- [INPUT MATERIAL]:
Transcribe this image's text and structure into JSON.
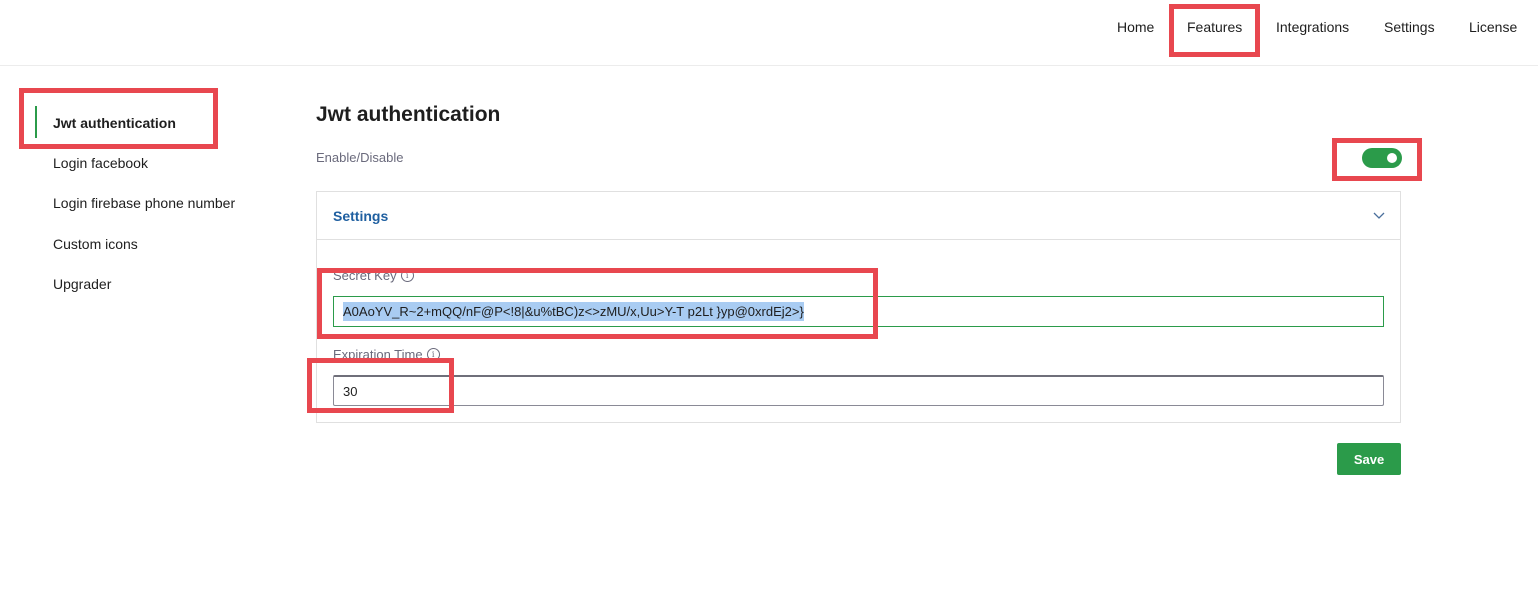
{
  "nav": {
    "home": "Home",
    "features": "Features",
    "integrations": "Integrations",
    "settings": "Settings",
    "license": "License"
  },
  "sidebar": {
    "items": [
      {
        "label": "Jwt authentication",
        "active": true
      },
      {
        "label": "Login facebook"
      },
      {
        "label": "Login firebase phone number"
      },
      {
        "label": "Custom icons"
      },
      {
        "label": "Upgrader"
      }
    ]
  },
  "main": {
    "title": "Jwt authentication",
    "enable_label": "Enable/Disable",
    "enabled": true,
    "panel_title": "Settings",
    "secret_key_label": "Secret Key",
    "secret_key_value": "A0AoYV_R~2+mQQ/nF@P<!8|&u%tBC)z<>zMU/x,Uu>Y-T p2Lt }yp@0xrdEj2>}",
    "expiration_label": "Expiration Time",
    "expiration_value": "30",
    "save_label": "Save"
  },
  "colors": {
    "accent_green": "#2b9b4a",
    "link_blue": "#1f5fa0",
    "annotation_red": "#e8474f",
    "selection_blue": "#a9ccf2"
  },
  "icons": {
    "info": "info-icon",
    "chevron": "chevron-down-icon"
  }
}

- [EXERCISE DESCRIPTION]: Leave the pictures out and output the rest of the listing exactly.

- [EXERCISE OUTPUT]:
Transcribe this image's text and structure into JSON.
{
  "nav": {
    "home": "Home",
    "features": "Features",
    "integrations": "Integrations",
    "settings": "Settings",
    "license": "License"
  },
  "sidebar": {
    "items": [
      {
        "label": "Jwt authentication",
        "active": true
      },
      {
        "label": "Login facebook"
      },
      {
        "label": "Login firebase phone number"
      },
      {
        "label": "Custom icons"
      },
      {
        "label": "Upgrader"
      }
    ]
  },
  "main": {
    "title": "Jwt authentication",
    "enable_label": "Enable/Disable",
    "enabled": true,
    "panel_title": "Settings",
    "secret_key_label": "Secret Key",
    "secret_key_value": "A0AoYV_R~2+mQQ/nF@P<!8|&u%tBC)z<>zMU/x,Uu>Y-T p2Lt }yp@0xrdEj2>}",
    "expiration_label": "Expiration Time",
    "expiration_value": "30",
    "save_label": "Save"
  },
  "colors": {
    "accent_green": "#2b9b4a",
    "link_blue": "#1f5fa0",
    "annotation_red": "#e8474f",
    "selection_blue": "#a9ccf2"
  },
  "icons": {
    "info": "info-icon",
    "chevron": "chevron-down-icon"
  }
}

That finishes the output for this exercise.